--- start of EXERCISE DATA ---

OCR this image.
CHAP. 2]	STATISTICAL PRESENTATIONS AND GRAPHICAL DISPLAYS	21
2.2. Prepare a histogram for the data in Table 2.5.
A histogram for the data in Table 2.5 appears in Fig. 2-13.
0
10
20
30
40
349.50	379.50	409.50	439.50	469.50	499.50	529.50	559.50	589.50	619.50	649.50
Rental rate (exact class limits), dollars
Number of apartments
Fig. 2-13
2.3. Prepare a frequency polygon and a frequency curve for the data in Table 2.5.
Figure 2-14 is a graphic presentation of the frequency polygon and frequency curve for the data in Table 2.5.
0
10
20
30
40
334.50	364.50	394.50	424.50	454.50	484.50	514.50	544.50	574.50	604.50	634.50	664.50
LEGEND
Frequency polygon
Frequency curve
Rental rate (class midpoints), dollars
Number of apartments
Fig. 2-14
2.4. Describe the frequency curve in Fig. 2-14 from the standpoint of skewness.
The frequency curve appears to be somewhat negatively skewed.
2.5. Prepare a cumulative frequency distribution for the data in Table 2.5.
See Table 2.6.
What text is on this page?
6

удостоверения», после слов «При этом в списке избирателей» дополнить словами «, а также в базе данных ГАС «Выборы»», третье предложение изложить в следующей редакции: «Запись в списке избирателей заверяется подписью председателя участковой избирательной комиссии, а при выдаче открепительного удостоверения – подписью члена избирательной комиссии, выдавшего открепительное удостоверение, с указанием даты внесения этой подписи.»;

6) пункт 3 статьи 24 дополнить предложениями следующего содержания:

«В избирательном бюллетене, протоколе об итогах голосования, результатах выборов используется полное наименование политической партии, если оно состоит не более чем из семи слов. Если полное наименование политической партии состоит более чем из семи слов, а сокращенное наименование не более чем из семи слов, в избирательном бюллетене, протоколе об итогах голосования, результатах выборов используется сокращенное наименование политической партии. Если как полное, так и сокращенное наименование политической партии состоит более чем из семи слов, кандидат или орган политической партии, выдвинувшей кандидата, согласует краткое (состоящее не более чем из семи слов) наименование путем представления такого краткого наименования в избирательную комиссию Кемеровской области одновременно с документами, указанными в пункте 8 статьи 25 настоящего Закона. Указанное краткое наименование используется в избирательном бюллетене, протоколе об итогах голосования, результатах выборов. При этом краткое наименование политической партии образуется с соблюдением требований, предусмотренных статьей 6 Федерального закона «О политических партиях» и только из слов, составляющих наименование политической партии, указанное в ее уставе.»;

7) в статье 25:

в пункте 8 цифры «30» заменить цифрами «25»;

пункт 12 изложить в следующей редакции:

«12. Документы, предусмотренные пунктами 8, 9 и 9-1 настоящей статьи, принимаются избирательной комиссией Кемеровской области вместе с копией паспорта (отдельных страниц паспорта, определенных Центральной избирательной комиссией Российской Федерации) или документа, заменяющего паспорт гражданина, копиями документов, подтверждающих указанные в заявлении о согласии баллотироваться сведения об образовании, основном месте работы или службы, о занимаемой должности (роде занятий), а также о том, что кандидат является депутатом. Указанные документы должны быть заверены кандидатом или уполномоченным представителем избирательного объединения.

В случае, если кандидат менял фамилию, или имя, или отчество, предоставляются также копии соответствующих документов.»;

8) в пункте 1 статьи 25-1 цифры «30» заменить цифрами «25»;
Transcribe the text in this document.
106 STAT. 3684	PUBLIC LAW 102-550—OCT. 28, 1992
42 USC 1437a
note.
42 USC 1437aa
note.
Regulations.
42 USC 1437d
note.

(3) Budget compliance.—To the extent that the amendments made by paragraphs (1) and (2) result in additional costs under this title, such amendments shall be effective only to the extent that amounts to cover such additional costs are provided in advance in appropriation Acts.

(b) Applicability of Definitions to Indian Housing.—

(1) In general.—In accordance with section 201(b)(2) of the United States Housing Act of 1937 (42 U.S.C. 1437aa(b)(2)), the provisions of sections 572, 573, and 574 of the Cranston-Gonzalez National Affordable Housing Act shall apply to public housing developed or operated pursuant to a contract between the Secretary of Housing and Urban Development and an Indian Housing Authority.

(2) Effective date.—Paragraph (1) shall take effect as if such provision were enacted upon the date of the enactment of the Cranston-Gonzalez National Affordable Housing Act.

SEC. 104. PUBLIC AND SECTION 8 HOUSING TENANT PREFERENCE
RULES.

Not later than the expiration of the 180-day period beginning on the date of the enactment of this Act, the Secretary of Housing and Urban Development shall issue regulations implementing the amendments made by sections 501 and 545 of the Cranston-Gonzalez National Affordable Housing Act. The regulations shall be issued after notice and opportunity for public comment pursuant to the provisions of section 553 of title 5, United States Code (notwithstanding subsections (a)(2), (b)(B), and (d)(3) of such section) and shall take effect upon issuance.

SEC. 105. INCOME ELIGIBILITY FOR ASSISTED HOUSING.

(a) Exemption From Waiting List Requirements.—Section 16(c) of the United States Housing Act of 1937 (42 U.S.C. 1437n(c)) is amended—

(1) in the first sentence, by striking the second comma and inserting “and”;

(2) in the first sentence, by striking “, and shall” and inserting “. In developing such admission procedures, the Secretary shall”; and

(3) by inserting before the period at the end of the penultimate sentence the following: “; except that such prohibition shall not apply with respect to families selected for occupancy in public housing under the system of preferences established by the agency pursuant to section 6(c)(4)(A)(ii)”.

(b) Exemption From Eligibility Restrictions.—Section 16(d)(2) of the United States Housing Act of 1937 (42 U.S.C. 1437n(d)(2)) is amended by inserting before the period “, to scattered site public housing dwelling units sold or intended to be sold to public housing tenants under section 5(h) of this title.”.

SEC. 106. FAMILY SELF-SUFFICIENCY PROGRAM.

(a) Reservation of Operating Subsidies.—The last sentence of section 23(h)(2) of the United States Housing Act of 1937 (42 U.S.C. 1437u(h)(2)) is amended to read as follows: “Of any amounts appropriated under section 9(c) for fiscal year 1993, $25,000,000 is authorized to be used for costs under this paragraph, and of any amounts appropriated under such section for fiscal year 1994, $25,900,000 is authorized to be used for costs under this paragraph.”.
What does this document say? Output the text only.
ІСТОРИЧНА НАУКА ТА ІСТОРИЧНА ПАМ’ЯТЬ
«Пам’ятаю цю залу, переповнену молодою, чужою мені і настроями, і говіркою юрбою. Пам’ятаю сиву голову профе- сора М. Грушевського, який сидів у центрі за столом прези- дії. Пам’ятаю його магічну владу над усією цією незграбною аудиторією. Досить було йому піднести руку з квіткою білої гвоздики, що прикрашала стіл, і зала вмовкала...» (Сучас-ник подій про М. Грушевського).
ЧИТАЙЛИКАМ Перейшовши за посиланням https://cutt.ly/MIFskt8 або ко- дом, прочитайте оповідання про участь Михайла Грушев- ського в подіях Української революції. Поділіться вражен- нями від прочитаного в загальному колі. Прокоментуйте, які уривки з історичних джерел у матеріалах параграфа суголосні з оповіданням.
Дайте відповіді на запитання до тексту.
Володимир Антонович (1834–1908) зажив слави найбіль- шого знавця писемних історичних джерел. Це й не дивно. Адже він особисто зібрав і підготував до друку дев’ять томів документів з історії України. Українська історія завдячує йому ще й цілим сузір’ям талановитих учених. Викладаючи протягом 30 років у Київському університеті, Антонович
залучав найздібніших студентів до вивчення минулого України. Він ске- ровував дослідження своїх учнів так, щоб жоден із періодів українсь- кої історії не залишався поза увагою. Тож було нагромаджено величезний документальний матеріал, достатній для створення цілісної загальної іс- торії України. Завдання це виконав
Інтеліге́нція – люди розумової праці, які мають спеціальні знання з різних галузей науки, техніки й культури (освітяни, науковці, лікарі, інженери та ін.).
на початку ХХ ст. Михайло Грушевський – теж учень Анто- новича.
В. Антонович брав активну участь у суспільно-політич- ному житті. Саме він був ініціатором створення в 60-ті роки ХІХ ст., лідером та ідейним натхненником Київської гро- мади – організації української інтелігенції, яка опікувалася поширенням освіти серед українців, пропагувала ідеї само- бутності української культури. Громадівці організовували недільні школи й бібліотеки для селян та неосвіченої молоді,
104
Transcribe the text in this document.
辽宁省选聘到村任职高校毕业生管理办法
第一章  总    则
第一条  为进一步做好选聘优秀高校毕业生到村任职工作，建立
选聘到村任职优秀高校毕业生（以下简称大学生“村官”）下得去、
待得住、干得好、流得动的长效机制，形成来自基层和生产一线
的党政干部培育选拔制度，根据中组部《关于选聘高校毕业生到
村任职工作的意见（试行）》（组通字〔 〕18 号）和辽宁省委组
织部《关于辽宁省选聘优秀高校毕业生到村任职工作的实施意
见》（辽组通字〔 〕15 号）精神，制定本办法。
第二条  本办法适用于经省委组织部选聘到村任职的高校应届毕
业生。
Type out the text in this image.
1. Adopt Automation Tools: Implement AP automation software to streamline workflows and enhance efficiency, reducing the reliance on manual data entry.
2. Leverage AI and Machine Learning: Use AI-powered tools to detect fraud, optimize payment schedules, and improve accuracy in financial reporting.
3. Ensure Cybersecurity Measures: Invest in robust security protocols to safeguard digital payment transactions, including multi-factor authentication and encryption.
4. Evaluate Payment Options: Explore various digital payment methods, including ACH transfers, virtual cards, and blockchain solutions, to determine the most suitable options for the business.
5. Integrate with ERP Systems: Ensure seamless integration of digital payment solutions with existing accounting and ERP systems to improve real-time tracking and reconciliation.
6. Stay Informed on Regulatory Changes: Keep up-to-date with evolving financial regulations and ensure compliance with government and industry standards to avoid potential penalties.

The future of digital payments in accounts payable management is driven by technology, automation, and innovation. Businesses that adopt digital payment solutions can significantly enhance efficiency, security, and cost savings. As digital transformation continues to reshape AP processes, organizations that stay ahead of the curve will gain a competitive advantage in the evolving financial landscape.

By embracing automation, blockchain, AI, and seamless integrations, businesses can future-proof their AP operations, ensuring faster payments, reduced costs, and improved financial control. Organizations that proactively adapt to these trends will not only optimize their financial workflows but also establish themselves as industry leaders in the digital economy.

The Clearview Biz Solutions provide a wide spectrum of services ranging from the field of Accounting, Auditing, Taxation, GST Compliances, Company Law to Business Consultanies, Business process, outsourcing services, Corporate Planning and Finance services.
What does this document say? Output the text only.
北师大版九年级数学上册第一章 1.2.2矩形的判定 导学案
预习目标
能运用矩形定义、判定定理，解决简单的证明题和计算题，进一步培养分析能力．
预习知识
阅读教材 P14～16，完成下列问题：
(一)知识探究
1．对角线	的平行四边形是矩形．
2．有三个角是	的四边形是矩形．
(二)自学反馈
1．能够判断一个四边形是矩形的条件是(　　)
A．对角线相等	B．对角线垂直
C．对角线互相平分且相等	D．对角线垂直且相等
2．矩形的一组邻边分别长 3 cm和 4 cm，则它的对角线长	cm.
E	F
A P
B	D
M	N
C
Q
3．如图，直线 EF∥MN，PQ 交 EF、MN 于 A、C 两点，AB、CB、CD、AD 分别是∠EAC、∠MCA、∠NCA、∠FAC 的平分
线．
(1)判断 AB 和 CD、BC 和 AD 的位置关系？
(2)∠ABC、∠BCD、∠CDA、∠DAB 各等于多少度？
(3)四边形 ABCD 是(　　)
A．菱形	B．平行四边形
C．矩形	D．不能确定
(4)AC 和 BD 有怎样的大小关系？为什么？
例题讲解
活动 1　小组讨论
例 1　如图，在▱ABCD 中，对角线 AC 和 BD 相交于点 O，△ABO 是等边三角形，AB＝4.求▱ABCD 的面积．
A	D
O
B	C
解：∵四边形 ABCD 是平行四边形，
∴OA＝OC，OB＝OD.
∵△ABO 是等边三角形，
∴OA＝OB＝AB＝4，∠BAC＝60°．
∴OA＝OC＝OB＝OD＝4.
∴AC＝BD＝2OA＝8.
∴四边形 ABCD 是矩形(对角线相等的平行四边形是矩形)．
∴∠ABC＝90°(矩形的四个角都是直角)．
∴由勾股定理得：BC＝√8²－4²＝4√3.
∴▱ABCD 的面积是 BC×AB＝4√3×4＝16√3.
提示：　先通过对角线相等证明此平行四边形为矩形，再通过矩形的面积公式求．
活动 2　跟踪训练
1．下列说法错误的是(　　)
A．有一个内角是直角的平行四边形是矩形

--- end of EXERCISE DATA ---

*WRITTEN INSTRUCTION*
Count all lines of the data that include "polygon". The answer is the number alone.

*RESULT OF THIS TASK*
3